Short task:
Report how many lines contain "Population". The answer is a single number.

Information provided:
┄┄┄┄┄┄

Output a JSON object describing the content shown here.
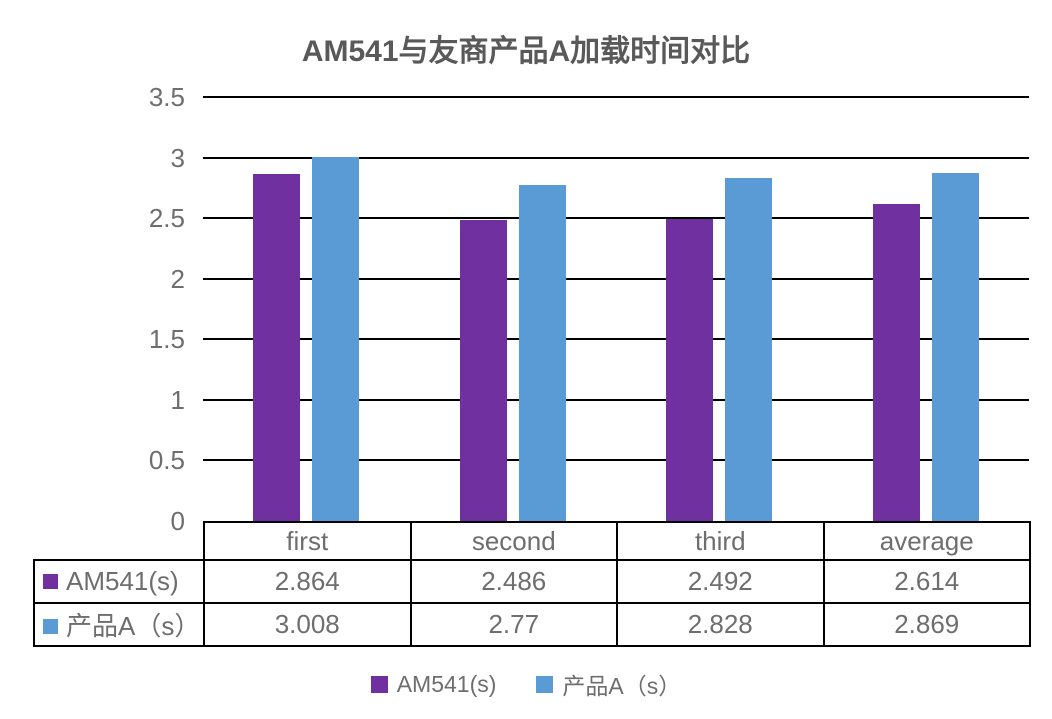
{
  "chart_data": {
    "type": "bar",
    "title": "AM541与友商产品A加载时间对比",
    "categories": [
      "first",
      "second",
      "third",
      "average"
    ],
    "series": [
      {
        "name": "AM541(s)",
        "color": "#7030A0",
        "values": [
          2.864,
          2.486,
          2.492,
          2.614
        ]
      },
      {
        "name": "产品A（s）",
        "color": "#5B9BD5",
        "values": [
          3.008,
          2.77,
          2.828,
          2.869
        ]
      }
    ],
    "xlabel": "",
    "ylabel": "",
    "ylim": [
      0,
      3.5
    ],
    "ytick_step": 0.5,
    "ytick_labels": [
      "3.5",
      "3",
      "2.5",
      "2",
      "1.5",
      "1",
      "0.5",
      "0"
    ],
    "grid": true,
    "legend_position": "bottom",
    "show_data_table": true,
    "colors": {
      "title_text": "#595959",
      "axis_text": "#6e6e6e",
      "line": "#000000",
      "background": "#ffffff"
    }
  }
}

┄┄┄┄┄┄

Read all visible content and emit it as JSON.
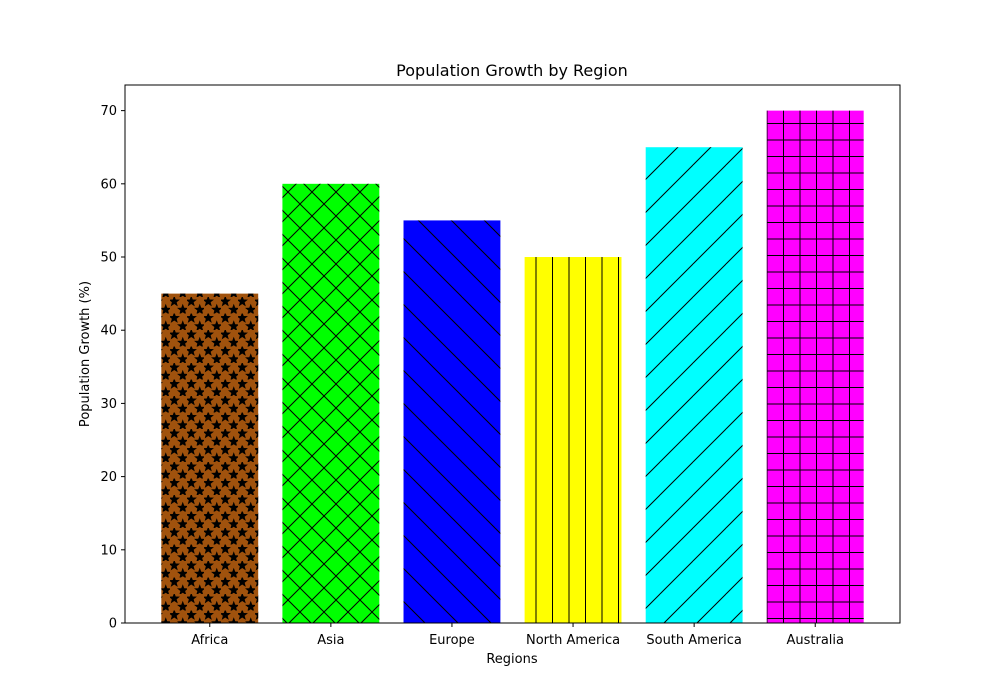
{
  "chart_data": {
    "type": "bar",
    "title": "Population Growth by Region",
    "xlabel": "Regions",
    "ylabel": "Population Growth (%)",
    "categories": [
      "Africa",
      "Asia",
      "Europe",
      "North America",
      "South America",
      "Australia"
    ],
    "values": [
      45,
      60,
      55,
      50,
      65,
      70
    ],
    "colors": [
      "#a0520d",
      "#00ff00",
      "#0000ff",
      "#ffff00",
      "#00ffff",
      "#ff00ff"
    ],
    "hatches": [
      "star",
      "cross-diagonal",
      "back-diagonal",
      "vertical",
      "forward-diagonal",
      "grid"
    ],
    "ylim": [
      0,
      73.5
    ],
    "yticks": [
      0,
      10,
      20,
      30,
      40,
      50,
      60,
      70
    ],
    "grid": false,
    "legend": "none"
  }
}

┄┄┄┄┄┄

Full answer:
2